Dataset records
.....
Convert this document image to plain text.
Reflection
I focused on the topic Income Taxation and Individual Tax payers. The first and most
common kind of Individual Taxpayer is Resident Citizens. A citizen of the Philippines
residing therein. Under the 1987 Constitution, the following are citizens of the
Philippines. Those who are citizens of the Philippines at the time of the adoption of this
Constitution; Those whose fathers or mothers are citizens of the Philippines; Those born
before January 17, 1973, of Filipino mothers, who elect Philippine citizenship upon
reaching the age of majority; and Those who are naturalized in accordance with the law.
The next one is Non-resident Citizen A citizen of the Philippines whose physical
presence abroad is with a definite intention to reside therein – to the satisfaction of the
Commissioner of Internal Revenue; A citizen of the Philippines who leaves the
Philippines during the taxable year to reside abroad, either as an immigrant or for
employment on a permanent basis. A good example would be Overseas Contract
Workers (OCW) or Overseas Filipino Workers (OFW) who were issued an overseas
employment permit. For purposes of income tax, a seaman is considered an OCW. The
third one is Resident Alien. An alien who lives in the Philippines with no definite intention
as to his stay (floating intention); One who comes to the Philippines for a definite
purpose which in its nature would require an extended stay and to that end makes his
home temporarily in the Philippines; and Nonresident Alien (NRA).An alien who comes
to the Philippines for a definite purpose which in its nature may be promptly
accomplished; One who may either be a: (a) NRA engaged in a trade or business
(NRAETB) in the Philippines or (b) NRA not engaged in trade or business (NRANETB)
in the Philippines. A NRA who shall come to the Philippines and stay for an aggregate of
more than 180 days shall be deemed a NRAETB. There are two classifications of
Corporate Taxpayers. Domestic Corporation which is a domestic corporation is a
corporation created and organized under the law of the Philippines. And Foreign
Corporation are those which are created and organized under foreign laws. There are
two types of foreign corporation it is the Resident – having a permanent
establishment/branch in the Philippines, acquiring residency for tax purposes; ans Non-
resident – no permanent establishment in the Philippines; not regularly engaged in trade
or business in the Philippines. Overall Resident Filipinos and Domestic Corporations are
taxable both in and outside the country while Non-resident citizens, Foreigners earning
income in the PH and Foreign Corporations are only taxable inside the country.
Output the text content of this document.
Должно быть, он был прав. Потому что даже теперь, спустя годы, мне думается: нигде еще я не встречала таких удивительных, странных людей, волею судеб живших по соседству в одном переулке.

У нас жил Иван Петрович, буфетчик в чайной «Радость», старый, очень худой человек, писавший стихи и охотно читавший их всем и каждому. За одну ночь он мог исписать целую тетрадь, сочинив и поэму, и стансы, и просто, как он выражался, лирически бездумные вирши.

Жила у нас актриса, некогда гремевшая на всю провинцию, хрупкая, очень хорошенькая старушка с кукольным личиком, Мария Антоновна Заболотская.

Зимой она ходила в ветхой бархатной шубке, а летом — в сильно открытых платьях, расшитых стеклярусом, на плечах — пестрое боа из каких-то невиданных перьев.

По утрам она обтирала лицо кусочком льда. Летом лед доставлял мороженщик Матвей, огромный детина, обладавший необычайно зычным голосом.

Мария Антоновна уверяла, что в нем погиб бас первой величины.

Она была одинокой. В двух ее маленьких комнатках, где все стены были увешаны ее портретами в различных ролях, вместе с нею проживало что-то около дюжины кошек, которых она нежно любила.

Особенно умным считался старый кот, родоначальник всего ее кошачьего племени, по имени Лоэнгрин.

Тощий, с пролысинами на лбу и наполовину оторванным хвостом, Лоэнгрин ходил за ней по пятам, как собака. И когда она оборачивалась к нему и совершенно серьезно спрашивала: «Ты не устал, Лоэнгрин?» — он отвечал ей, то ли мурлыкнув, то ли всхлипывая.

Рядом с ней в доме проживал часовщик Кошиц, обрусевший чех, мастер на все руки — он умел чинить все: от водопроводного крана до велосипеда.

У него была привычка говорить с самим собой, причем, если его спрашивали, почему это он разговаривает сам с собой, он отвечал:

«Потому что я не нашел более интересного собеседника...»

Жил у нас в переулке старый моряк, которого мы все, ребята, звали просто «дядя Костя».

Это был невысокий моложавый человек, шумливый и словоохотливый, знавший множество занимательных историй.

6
.....
_Exercise_: Transcribe every entry word for word.

_Answer to this problem_:
Convert this document image to plain text.
Reflection
I focused on the topic Income Taxation and Individual Tax payers. The first and most
common kind of Individual Taxpayer is Resident Citizens. A citizen of the Philippines
residing therein. Under the 1987 Constitution, the following are citizens of the
Philippines. Those who are citizens of the Philippines at the time of the adoption of this
Constitution; Those whose fathers or mothers are citizens of the Philippines; Those born
before January 17, 1973, of Filipino mothers, who elect Philippine citizenship upon
reaching the age of majority; and Those who are naturalized in accordance with the law.
The next one is Non-resident Citizen A citizen of the Philippines whose physical
presence abroad is with a definite intention to reside therein – to the satisfaction of the
Commissioner of Internal Revenue; A citizen of the Philippines who leaves the
Philippines during the taxable year to reside abroad, either as an immigrant or for
employment on a permanent basis. A good example would be Overseas Contract
Workers (OCW) or Overseas Filipino Workers (OFW) who were issued an overseas
employment permit. For purposes of income tax, a seaman is considered an OCW. The
third one is Resident Alien. An alien who lives in the Philippines with no definite intention
as to his stay (floating intention); One who comes to the Philippines for a definite
purpose which in its nature would require an extended stay and to that end makes his
home temporarily in the Philippines; and Nonresident Alien (NRA).An alien who comes
to the Philippines for a definite purpose which in its nature may be promptly
accomplished; One who may either be a: (a) NRA engaged in a trade or business
(NRAETB) in the Philippines or (b) NRA not engaged in trade or business (NRANETB)
in the Philippines. A NRA who shall come to the Philippines and stay for an aggregate of
more than 180 days shall be deemed a NRAETB. There are two classifications of
Corporate Taxpayers. Domestic Corporation which is a domestic corporation is a
corporation created and organized under the law of the Philippines. And Foreign
Corporation are those which are created and organized under foreign laws. There are
two types of foreign corporation it is the Resident – having a permanent
establishment/branch in the Philippines, acquiring residency for tax purposes; ans Non-
resident – no permanent establishment in the Philippines; not regularly engaged in trade
or business in the Philippines. Overall Resident Filipinos and Domestic Corporations are
taxable both in and outside the country while Non-resident citizens, Foreigners earning
income in the PH and Foreign Corporations are only taxable inside the country.
Output the text content of this document.
Должно быть, он был прав. Потому что даже теперь, спустя годы, мне думается: нигде еще я не встречала таких удивительных, странных людей, волею судеб живших по соседству в одном переулке.

У нас жил Иван Петрович, буфетчик в чайной «Радость», старый, очень худой человек, писавший стихи и охотно читавший их всем и каждому. За одну ночь он мог исписать целую тетрадь, сочинив и поэму, и стансы, и просто, как он выражался, лирически бездумные вирши.

Жила у нас актриса, некогда гремевшая на всю провинцию, хрупкая, очень хорошенькая старушка с кукольным личиком, Мария Антоновна Заболотская.

Зимой она ходила в ветхой бархатной шубке, а летом — в сильно открытых платьях, расшитых стеклярусом, на плечах — пестрое боа из каких-то невиданных перьев.

По утрам она обтирала лицо кусочком льда. Летом лед доставлял мороженщик Матвей, огромный детина, обладавший необычайно зычным голосом.

Мария Антоновна уверяла, что в нем погиб бас первой величины.

Она была одинокой. В двух ее маленьких комнатках, где все стены были увешаны ее портретами в различных ролях, вместе с нею проживало что-то около дюжины кошек, которых она нежно любила.

Особенно умным считался старый кот, родоначальник всего ее кошачьего племени, по имени Лоэнгрин.

Тощий, с пролысинами на лбу и наполовину оторванным хвостом, Лоэнгрин ходил за ней по пятам, как собака. И когда она оборачивалась к нему и совершенно серьезно спрашивала: «Ты не устал, Лоэнгрин?» — он отвечал ей, то ли мурлыкнув, то ли всхлипывая.

Рядом с ней в доме проживал часовщик Кошиц, обрусевший чех, мастер на все руки — он умел чинить все: от водопроводного крана до велосипеда.

У него была привычка говорить с самим собой, причем, если его спрашивали, почему это он разговаривает сам с собой, он отвечал:

«Потому что я не нашел более интересного собеседника...»

Жил у нас в переулке старый моряк, которого мы все, ребята, звали просто «дядя Костя».

Это был невысокий моложавый человек, шумливый и словоохотливый, знавший множество занимательных историй.

6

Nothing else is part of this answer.